▶ Written task
Scan the entries below for the word "kind". Copy each line that has it.

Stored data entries
▼

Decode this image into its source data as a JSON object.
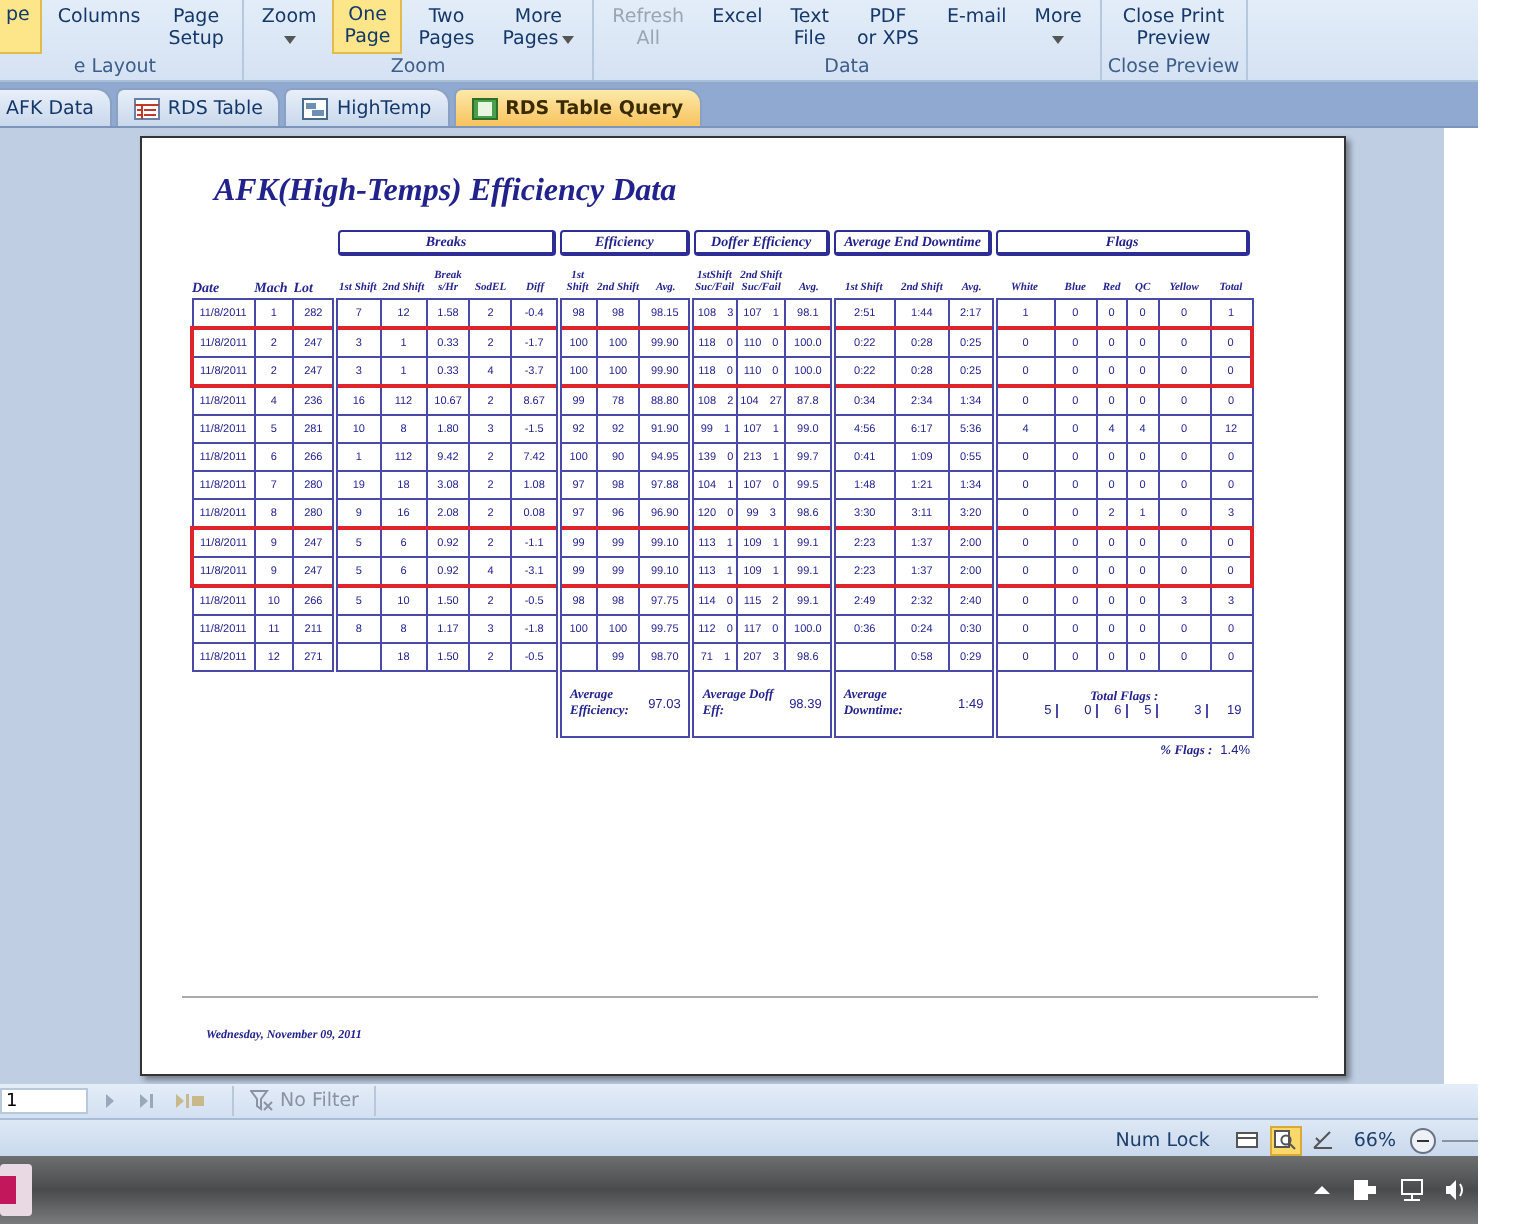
{
  "ribbon": {
    "groups": [
      {
        "label": "e Layout",
        "buttons": [
          {
            "lines": [
              "pe"
            ],
            "selected": true,
            "disabled": false,
            "dropdown": false
          },
          {
            "lines": [
              "Columns"
            ],
            "selected": false,
            "disabled": false,
            "dropdown": false
          },
          {
            "lines": [
              "Page",
              "Setup"
            ],
            "selected": false,
            "disabled": false,
            "dropdown": false
          }
        ]
      },
      {
        "label": "Zoom",
        "buttons": [
          {
            "lines": [
              "Zoom"
            ],
            "selected": false,
            "disabled": false,
            "dropdown": true
          },
          {
            "lines": [
              "One",
              "Page"
            ],
            "selected": true,
            "disabled": false,
            "dropdown": false
          },
          {
            "lines": [
              "Two",
              "Pages"
            ],
            "selected": false,
            "disabled": false,
            "dropdown": false
          },
          {
            "lines": [
              "More",
              "Pages"
            ],
            "selected": false,
            "disabled": false,
            "dropdown": true
          }
        ]
      },
      {
        "label": "Data",
        "buttons": [
          {
            "lines": [
              "Refresh",
              "All"
            ],
            "selected": false,
            "disabled": true,
            "dropdown": false
          },
          {
            "lines": [
              "Excel"
            ],
            "selected": false,
            "disabled": false,
            "dropdown": false
          },
          {
            "lines": [
              "Text",
              "File"
            ],
            "selected": false,
            "disabled": false,
            "dropdown": false
          },
          {
            "lines": [
              "PDF",
              "or XPS"
            ],
            "selected": false,
            "disabled": false,
            "dropdown": false
          },
          {
            "lines": [
              "E-mail"
            ],
            "selected": false,
            "disabled": false,
            "dropdown": false
          },
          {
            "lines": [
              "More"
            ],
            "selected": false,
            "disabled": false,
            "dropdown": true
          }
        ]
      },
      {
        "label": "Close Preview",
        "buttons": [
          {
            "lines": [
              "Close Print",
              "Preview"
            ],
            "selected": false,
            "disabled": false,
            "dropdown": false
          }
        ]
      }
    ]
  },
  "tabs": [
    {
      "label": "AFK Data",
      "kind": "plain",
      "selected": false
    },
    {
      "label": "RDS Table",
      "kind": "table",
      "selected": false
    },
    {
      "label": "HighTemp",
      "kind": "form",
      "selected": false
    },
    {
      "label": "RDS Table Query",
      "kind": "report",
      "selected": true
    }
  ],
  "report": {
    "title": "AFK(High-Temps) Efficiency Data",
    "group_headers": [
      "Breaks",
      "Efficiency",
      "Doffer Efficiency",
      "Average End Downtime",
      "Flags"
    ],
    "columns": [
      "Date",
      "Mach",
      "Lot",
      "1st Shift",
      "2nd Shift",
      "Break s/Hr",
      "SodEL",
      "Diff",
      "1st Shift",
      "2nd Shift",
      "Avg.",
      "1stShift Suc/Fail",
      "2nd Shift Suc/Fail",
      "Avg.",
      "1st Shift",
      "2nd Shift",
      "Avg.",
      "White",
      "Blue",
      "Red",
      "QC",
      "Yellow",
      "Total"
    ],
    "rows": [
      {
        "marked": false,
        "cells": [
          "11/8/2011",
          "1",
          "282",
          "7",
          "12",
          "1.58",
          "2",
          "-0.4",
          "98",
          "98",
          "98.15",
          "108 3",
          "107 1",
          "98.1",
          "2:51",
          "1:44",
          "2:17",
          "1",
          "0",
          "0",
          "0",
          "0",
          "1"
        ]
      },
      {
        "marked": true,
        "cells": [
          "11/8/2011",
          "2",
          "247",
          "3",
          "1",
          "0.33",
          "2",
          "-1.7",
          "100",
          "100",
          "99.90",
          "118 0",
          "110 0",
          "100.0",
          "0:22",
          "0:28",
          "0:25",
          "0",
          "0",
          "0",
          "0",
          "0",
          "0"
        ]
      },
      {
        "marked": true,
        "cells": [
          "11/8/2011",
          "2",
          "247",
          "3",
          "1",
          "0.33",
          "4",
          "-3.7",
          "100",
          "100",
          "99.90",
          "118 0",
          "110 0",
          "100.0",
          "0:22",
          "0:28",
          "0:25",
          "0",
          "0",
          "0",
          "0",
          "0",
          "0"
        ]
      },
      {
        "marked": false,
        "cells": [
          "11/8/2011",
          "4",
          "236",
          "16",
          "112",
          "10.67",
          "2",
          "8.67",
          "99",
          "78",
          "88.80",
          "108 2",
          "104 27",
          "87.8",
          "0:34",
          "2:34",
          "1:34",
          "0",
          "0",
          "0",
          "0",
          "0",
          "0"
        ]
      },
      {
        "marked": false,
        "cells": [
          "11/8/2011",
          "5",
          "281",
          "10",
          "8",
          "1.80",
          "3",
          "-1.5",
          "92",
          "92",
          "91.90",
          "99 1",
          "107 1",
          "99.0",
          "4:56",
          "6:17",
          "5:36",
          "4",
          "0",
          "4",
          "4",
          "0",
          "12"
        ]
      },
      {
        "marked": false,
        "cells": [
          "11/8/2011",
          "6",
          "266",
          "1",
          "112",
          "9.42",
          "2",
          "7.42",
          "100",
          "90",
          "94.95",
          "139 0",
          "213 1",
          "99.7",
          "0:41",
          "1:09",
          "0:55",
          "0",
          "0",
          "0",
          "0",
          "0",
          "0"
        ]
      },
      {
        "marked": false,
        "cells": [
          "11/8/2011",
          "7",
          "280",
          "19",
          "18",
          "3.08",
          "2",
          "1.08",
          "97",
          "98",
          "97.88",
          "104 1",
          "107 0",
          "99.5",
          "1:48",
          "1:21",
          "1:34",
          "0",
          "0",
          "0",
          "0",
          "0",
          "0"
        ]
      },
      {
        "marked": false,
        "cells": [
          "11/8/2011",
          "8",
          "280",
          "9",
          "16",
          "2.08",
          "2",
          "0.08",
          "97",
          "96",
          "96.90",
          "120 0",
          "99 3",
          "98.6",
          "3:30",
          "3:11",
          "3:20",
          "0",
          "0",
          "2",
          "1",
          "0",
          "3"
        ]
      },
      {
        "marked": true,
        "cells": [
          "11/8/2011",
          "9",
          "247",
          "5",
          "6",
          "0.92",
          "2",
          "-1.1",
          "99",
          "99",
          "99.10",
          "113 1",
          "109 1",
          "99.1",
          "2:23",
          "1:37",
          "2:00",
          "0",
          "0",
          "0",
          "0",
          "0",
          "0"
        ]
      },
      {
        "marked": true,
        "cells": [
          "11/8/2011",
          "9",
          "247",
          "5",
          "6",
          "0.92",
          "4",
          "-3.1",
          "99",
          "99",
          "99.10",
          "113 1",
          "109 1",
          "99.1",
          "2:23",
          "1:37",
          "2:00",
          "0",
          "0",
          "0",
          "0",
          "0",
          "0"
        ]
      },
      {
        "marked": false,
        "cells": [
          "11/8/2011",
          "10",
          "266",
          "5",
          "10",
          "1.50",
          "2",
          "-0.5",
          "98",
          "98",
          "97.75",
          "114 0",
          "115 2",
          "99.1",
          "2:49",
          "2:32",
          "2:40",
          "0",
          "0",
          "0",
          "0",
          "3",
          "3"
        ]
      },
      {
        "marked": false,
        "cells": [
          "11/8/2011",
          "11",
          "211",
          "8",
          "8",
          "1.17",
          "3",
          "-1.8",
          "100",
          "100",
          "99.75",
          "112 0",
          "117 0",
          "100.0",
          "0:36",
          "0:24",
          "0:30",
          "0",
          "0",
          "0",
          "0",
          "0",
          "0"
        ]
      },
      {
        "marked": false,
        "cells": [
          "11/8/2011",
          "12",
          "271",
          null,
          "18",
          "1.50",
          "2",
          "-0.5",
          null,
          "99",
          "98.70",
          "71 1",
          "207 3",
          "98.6",
          null,
          "0:58",
          "0:29",
          "0",
          "0",
          "0",
          "0",
          "0",
          "0"
        ]
      }
    ],
    "summary": {
      "efficiency_label": "Average Efficiency:",
      "efficiency_value": "97.03",
      "doff_label": "Average Doff Eff:",
      "doff_value": "98.39",
      "downtime_label": "Average Downtime:",
      "downtime_value": "1:49",
      "flags_label": "Total Flags :",
      "flag_totals": [
        "5",
        "0",
        "6",
        "5",
        "3",
        "19"
      ],
      "percent_label": "% Flags :",
      "percent_value": "1.4%"
    },
    "footer_date": "Wednesday, November 09, 2011"
  },
  "record_nav": {
    "value": "1",
    "filter": "No Filter"
  },
  "status_bar": {
    "text": "Num Lock",
    "views": [
      {
        "selected": false
      },
      {
        "selected": true
      },
      {
        "selected": false
      }
    ],
    "zoom": "66%"
  }
}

▲

▶ The output
      "kind": "plain",
      "kind": "table",
      "kind": "form",
      "kind": "report",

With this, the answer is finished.